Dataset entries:
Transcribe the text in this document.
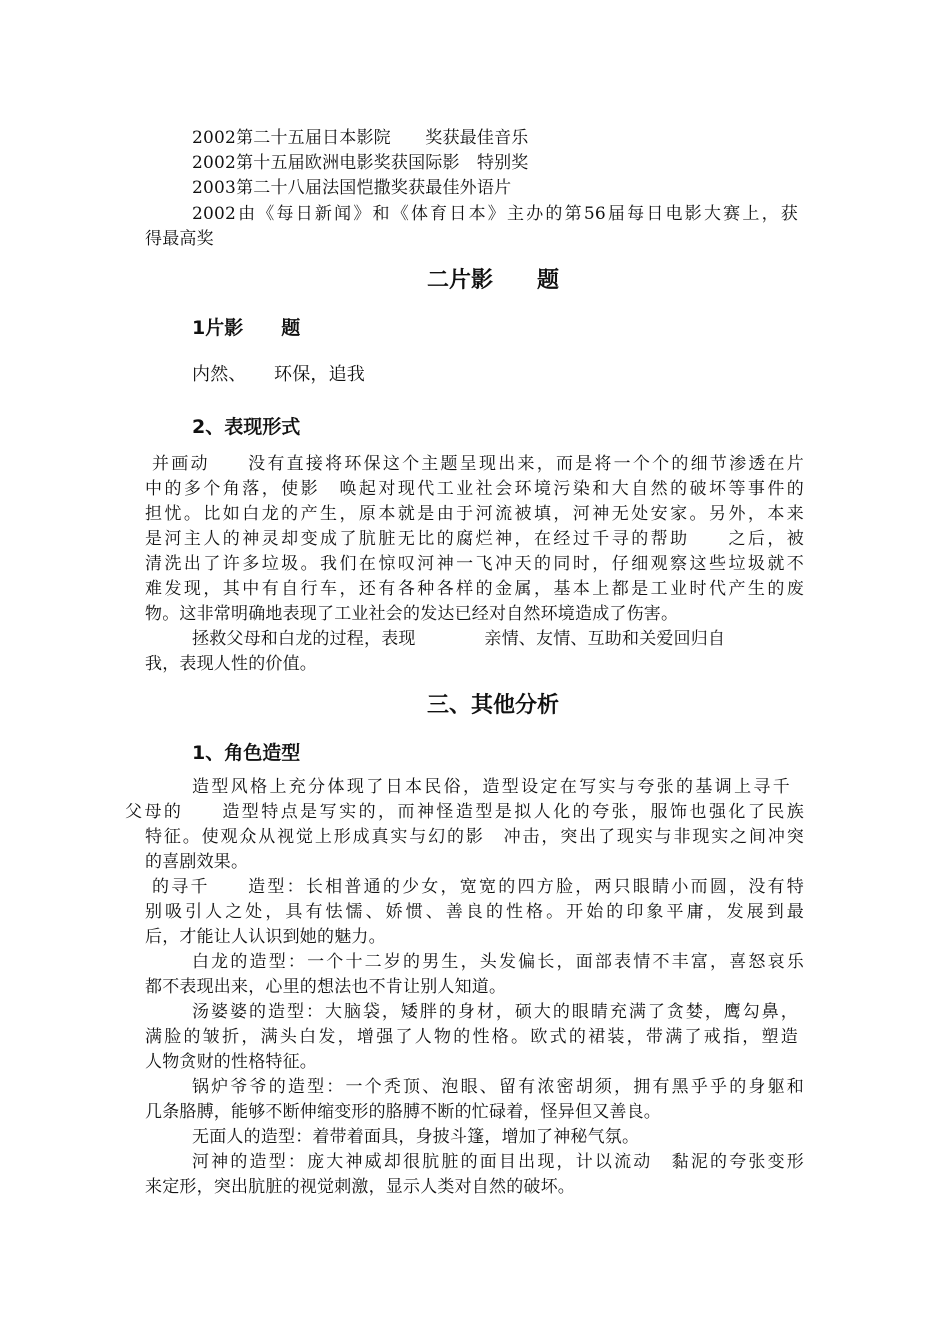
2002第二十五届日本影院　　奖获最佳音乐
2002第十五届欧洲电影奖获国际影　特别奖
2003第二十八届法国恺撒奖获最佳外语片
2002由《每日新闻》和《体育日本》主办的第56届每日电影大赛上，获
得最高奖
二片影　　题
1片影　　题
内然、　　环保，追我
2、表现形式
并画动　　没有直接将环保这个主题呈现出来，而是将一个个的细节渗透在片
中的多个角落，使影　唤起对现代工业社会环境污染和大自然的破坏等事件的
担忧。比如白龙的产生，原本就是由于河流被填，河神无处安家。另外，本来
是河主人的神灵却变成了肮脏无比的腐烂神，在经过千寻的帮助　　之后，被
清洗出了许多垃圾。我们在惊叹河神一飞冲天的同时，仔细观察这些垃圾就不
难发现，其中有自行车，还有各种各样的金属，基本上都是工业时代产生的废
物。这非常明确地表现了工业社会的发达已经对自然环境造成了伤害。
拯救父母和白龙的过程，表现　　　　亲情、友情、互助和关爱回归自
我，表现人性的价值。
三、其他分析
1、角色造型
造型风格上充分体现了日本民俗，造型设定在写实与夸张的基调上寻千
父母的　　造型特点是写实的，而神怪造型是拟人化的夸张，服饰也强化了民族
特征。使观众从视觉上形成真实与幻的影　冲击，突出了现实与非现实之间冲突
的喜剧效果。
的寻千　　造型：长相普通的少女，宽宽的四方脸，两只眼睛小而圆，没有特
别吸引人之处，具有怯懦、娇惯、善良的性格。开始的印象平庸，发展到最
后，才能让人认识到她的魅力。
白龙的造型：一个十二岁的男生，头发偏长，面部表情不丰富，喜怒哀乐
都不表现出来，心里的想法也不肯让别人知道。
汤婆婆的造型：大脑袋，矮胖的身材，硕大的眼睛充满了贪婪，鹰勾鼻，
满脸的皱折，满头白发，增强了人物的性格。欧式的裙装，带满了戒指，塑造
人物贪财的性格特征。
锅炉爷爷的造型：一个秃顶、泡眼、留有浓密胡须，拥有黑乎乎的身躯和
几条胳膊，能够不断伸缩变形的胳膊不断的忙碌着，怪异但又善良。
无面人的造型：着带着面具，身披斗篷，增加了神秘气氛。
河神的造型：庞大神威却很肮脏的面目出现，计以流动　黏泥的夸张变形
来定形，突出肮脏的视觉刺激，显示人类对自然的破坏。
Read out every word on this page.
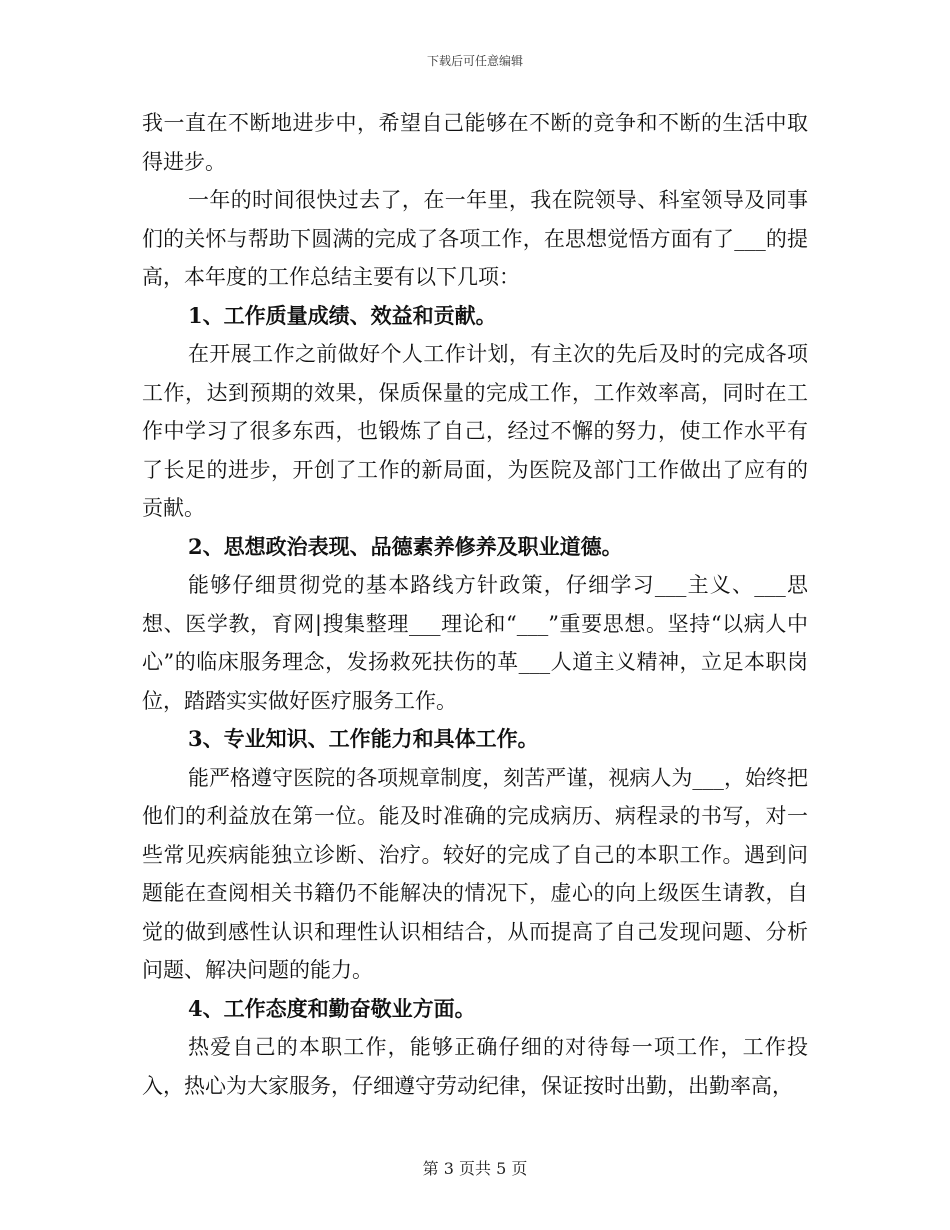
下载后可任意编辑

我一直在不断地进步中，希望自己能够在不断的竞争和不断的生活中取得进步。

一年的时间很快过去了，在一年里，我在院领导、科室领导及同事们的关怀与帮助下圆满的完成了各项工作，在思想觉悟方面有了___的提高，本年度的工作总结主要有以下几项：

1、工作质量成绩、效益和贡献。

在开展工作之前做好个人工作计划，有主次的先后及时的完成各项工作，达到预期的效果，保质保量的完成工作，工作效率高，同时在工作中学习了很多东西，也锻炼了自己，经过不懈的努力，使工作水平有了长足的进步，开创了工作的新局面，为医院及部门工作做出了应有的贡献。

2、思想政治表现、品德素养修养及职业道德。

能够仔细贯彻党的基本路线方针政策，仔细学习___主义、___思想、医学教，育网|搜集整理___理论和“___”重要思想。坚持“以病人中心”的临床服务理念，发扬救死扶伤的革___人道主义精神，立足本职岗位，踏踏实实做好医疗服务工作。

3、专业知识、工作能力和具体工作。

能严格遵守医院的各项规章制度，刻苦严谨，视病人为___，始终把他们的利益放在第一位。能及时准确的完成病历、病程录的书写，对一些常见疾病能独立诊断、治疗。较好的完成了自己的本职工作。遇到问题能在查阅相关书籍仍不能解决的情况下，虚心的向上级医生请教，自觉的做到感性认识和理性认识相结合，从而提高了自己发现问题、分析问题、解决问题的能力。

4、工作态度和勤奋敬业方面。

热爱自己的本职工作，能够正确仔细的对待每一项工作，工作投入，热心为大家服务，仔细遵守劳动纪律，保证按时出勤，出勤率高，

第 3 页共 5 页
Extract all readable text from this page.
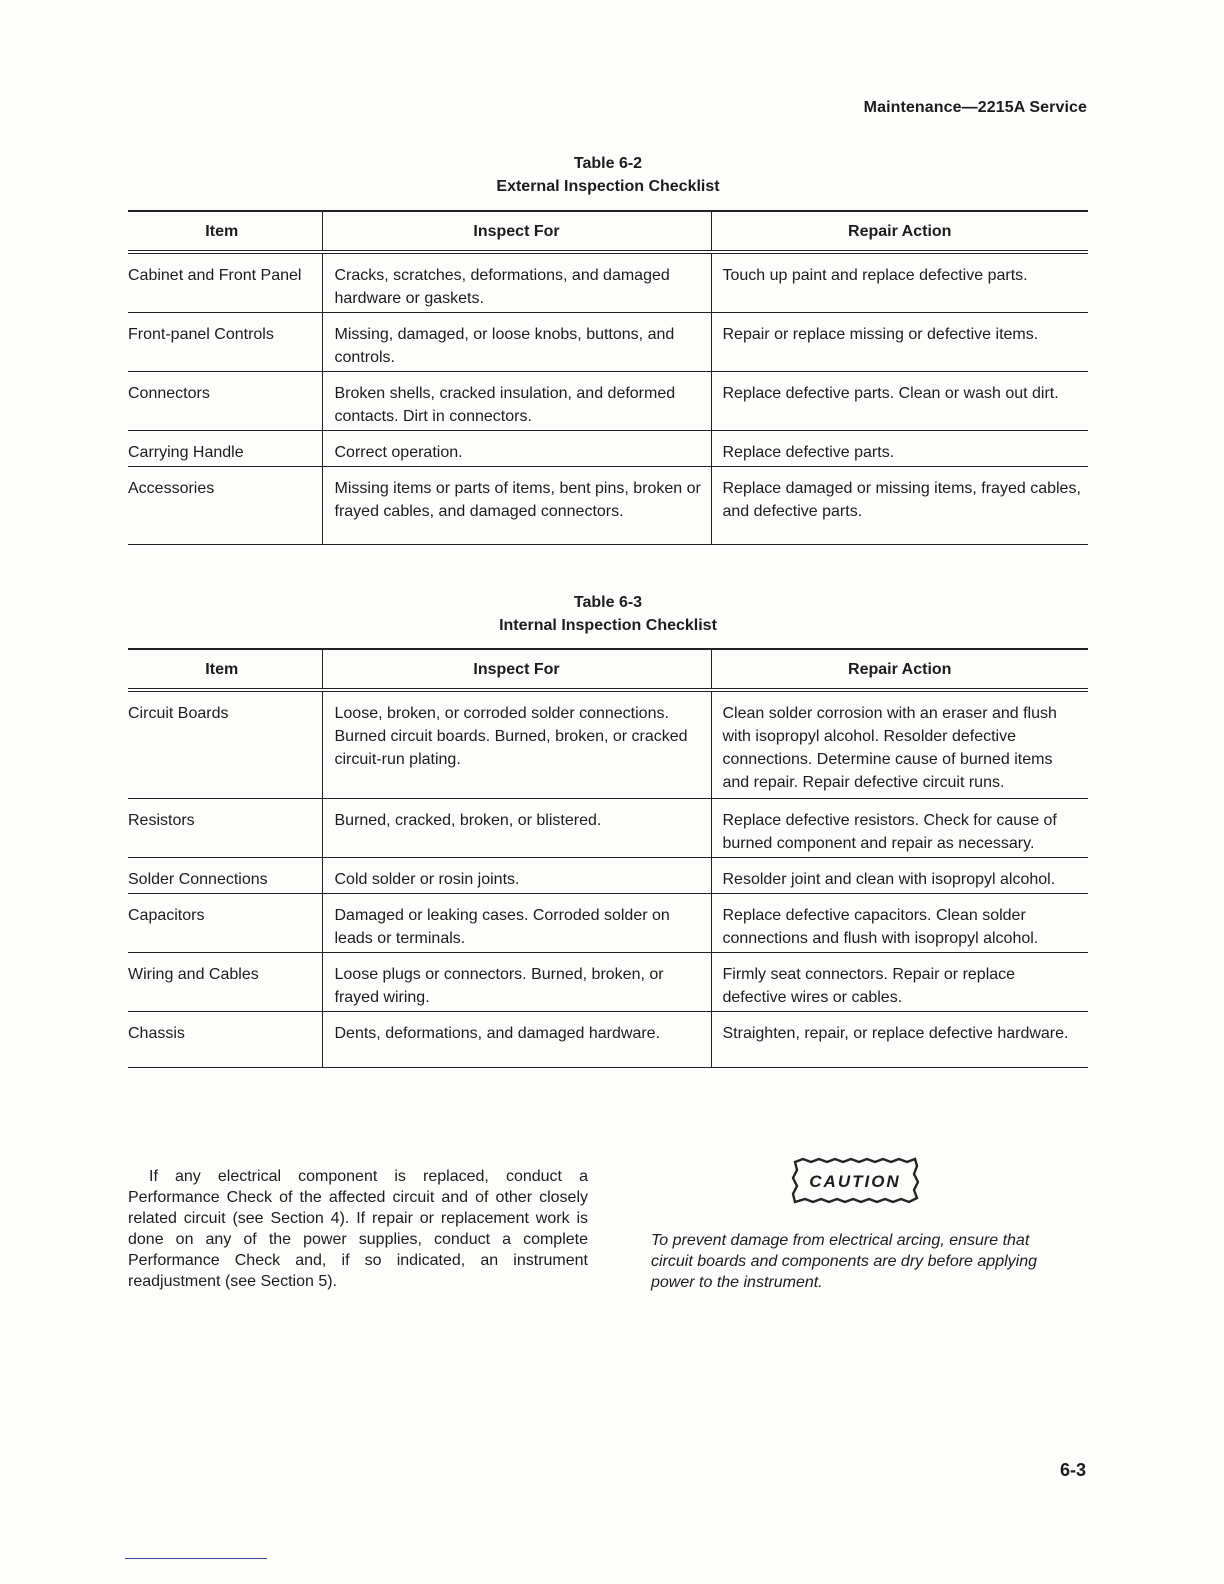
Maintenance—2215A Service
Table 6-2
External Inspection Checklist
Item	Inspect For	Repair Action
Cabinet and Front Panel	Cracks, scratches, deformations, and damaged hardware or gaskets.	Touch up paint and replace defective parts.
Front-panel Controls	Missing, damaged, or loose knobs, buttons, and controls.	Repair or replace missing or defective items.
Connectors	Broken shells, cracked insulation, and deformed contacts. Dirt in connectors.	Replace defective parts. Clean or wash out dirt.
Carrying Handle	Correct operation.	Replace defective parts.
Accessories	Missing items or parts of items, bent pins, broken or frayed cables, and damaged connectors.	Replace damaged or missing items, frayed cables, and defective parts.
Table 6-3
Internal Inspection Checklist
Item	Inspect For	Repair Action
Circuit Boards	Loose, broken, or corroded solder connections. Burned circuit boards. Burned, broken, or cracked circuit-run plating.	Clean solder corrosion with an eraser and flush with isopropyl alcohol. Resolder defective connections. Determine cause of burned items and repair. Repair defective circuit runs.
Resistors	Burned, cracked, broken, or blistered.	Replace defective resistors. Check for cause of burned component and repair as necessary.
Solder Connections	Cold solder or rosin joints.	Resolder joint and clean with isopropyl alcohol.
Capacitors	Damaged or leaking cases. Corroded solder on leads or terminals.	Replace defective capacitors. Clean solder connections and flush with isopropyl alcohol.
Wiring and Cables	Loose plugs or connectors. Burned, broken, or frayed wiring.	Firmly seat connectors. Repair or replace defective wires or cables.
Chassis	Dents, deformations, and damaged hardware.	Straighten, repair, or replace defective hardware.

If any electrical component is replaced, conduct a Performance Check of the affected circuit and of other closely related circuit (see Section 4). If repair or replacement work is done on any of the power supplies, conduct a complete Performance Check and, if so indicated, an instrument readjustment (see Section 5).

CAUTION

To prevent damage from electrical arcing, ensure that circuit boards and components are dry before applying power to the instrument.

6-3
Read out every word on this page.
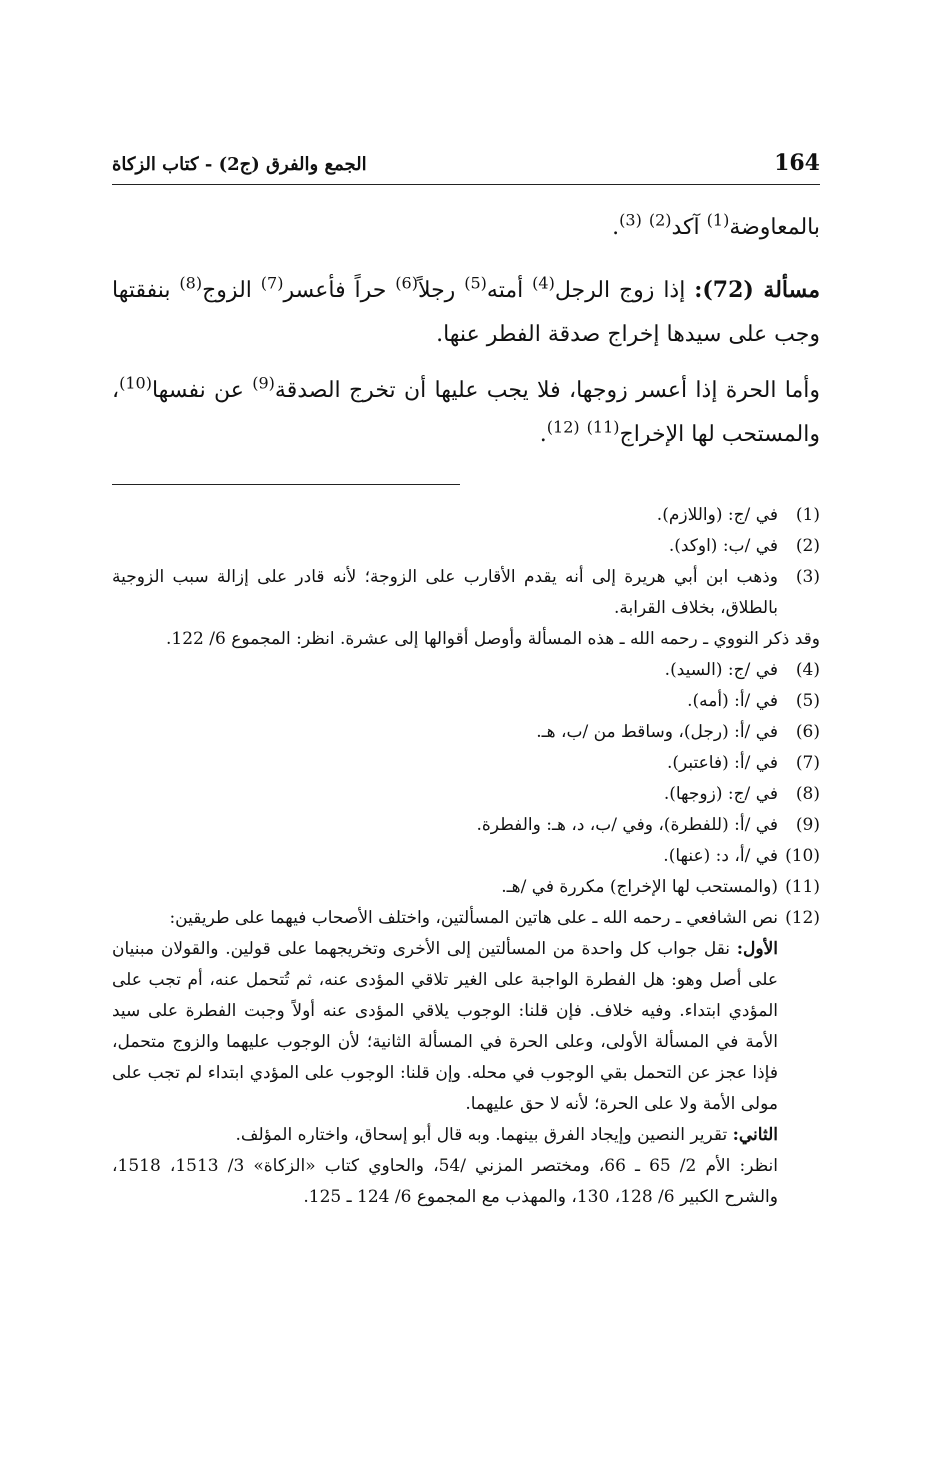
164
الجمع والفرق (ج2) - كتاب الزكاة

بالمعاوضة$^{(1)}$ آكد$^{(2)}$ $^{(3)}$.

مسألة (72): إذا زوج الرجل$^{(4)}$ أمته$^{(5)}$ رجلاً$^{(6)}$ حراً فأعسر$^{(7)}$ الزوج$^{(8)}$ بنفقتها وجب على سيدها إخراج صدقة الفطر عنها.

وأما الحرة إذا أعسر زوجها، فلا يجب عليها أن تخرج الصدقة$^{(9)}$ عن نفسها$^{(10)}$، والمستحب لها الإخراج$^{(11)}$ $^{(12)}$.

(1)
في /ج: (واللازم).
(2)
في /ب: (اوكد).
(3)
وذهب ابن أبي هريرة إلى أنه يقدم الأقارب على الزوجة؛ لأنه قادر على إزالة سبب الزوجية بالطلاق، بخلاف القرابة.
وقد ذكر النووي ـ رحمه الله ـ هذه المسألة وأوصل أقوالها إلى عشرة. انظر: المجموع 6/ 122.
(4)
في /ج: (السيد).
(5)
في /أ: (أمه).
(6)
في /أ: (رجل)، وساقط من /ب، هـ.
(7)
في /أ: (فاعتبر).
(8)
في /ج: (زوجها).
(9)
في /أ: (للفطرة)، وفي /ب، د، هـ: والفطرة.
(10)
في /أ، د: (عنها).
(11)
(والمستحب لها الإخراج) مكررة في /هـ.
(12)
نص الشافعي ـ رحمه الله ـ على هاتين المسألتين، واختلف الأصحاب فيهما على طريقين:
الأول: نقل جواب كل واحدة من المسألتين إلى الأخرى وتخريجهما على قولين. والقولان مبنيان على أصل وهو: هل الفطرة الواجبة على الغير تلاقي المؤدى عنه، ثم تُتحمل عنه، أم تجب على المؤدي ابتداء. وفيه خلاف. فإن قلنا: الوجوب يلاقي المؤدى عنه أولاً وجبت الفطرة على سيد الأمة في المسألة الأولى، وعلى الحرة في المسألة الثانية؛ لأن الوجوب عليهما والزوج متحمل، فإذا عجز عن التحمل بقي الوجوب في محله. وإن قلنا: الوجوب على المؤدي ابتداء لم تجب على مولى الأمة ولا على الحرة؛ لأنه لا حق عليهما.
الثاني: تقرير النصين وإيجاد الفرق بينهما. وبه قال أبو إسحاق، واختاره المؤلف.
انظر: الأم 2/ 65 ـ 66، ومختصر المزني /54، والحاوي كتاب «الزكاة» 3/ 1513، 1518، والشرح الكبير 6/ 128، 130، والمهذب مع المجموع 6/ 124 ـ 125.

(WHAT THIS TASK INVOLVES)
State the number of lines in the data that include the string "والمستحب", and add nothing else.

(EXERCISE RESULT)
2